━━━━━ Task data ━━━━━

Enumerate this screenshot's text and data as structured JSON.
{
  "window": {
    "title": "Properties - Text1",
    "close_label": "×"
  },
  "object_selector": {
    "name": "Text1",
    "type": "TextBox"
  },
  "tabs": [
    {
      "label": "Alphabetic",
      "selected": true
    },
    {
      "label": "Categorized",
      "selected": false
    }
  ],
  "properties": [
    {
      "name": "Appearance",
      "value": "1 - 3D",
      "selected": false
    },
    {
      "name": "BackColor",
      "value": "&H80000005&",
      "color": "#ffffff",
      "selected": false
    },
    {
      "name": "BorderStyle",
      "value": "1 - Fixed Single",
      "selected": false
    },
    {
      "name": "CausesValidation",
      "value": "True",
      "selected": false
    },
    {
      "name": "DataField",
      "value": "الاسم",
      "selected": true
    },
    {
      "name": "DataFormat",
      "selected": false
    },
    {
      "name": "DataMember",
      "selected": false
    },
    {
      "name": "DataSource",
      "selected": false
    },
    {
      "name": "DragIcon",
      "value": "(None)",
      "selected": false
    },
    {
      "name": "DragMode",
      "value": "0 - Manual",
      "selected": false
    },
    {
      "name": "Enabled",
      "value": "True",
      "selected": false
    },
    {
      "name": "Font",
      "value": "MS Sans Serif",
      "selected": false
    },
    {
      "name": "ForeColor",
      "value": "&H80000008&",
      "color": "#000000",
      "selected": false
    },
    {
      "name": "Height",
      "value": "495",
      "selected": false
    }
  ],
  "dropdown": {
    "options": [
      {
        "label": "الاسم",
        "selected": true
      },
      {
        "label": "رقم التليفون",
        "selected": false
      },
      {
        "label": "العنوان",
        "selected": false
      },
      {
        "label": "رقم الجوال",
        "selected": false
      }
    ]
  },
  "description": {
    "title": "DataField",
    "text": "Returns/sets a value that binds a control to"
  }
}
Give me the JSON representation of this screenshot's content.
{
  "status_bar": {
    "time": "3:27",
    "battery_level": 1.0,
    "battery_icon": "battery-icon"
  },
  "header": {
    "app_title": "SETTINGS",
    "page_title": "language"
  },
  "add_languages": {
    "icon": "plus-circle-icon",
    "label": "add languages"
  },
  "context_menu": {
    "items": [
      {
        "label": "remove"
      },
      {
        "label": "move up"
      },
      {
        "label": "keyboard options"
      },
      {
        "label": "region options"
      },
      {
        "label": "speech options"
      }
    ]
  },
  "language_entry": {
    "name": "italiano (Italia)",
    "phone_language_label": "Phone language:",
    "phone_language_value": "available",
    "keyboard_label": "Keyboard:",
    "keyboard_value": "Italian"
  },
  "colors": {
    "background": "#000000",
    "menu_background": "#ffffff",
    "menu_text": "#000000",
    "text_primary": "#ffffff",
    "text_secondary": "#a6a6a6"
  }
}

━━━━━

● Task to carry out:
Search the listing above for the string "ffffff". Copy every line that contains it.

● Expected output:
      "color": "#ffffff",
    "menu_background": "#ffffff",
    "text_primary": "#ffffff",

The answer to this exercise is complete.